Data supplied:
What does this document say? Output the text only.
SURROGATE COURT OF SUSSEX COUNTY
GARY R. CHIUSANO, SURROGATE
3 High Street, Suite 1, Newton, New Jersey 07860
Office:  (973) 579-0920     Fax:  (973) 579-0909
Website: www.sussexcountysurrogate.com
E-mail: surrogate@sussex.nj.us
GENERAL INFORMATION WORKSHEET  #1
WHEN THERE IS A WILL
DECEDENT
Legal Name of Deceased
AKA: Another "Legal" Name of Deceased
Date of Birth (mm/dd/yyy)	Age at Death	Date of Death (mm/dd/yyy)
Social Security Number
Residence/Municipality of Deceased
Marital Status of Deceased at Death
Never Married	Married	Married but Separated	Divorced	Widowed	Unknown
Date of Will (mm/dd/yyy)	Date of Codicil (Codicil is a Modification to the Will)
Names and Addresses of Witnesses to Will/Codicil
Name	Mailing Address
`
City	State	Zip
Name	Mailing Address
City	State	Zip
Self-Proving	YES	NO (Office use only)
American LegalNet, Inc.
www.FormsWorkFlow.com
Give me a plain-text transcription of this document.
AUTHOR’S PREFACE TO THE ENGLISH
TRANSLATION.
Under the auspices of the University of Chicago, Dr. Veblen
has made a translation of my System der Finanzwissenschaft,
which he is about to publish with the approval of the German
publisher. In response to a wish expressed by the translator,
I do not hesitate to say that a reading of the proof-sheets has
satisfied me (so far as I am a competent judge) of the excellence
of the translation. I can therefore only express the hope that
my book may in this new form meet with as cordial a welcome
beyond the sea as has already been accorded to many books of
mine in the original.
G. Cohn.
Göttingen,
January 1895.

Your task:
Give all the entries again exactly; leave none out.

Expected output:
What does this document say? Output the text only.
SURROGATE COURT OF SUSSEX COUNTY
GARY R. CHIUSANO, SURROGATE
3 High Street, Suite 1, Newton, New Jersey 07860
Office:  (973) 579-0920     Fax:  (973) 579-0909
Website: www.sussexcountysurrogate.com
E-mail: surrogate@sussex.nj.us
GENERAL INFORMATION WORKSHEET  #1
WHEN THERE IS A WILL
DECEDENT
Legal Name of Deceased
AKA: Another "Legal" Name of Deceased
Date of Birth (mm/dd/yyy)	Age at Death	Date of Death (mm/dd/yyy)
Social Security Number
Residence/Municipality of Deceased
Marital Status of Deceased at Death
Never Married	Married	Married but Separated	Divorced	Widowed	Unknown
Date of Will (mm/dd/yyy)	Date of Codicil (Codicil is a Modification to the Will)
Names and Addresses of Witnesses to Will/Codicil
Name	Mailing Address
`
City	State	Zip
Name	Mailing Address
City	State	Zip
Self-Proving	YES	NO (Office use only)
American LegalNet, Inc.
www.FormsWorkFlow.com
Give me a plain-text transcription of this document.
AUTHOR’S PREFACE TO THE ENGLISH
TRANSLATION.
Under the auspices of the University of Chicago, Dr. Veblen
has made a translation of my System der Finanzwissenschaft,
which he is about to publish with the approval of the German
publisher. In response to a wish expressed by the translator,
I do not hesitate to say that a reading of the proof-sheets has
satisfied me (so far as I am a competent judge) of the excellence
of the translation. I can therefore only express the hope that
my book may in this new form meet with as cordial a welcome
beyond the sea as has already been accorded to many books of
mine in the original.
G. Cohn.
Göttingen,
January 1895.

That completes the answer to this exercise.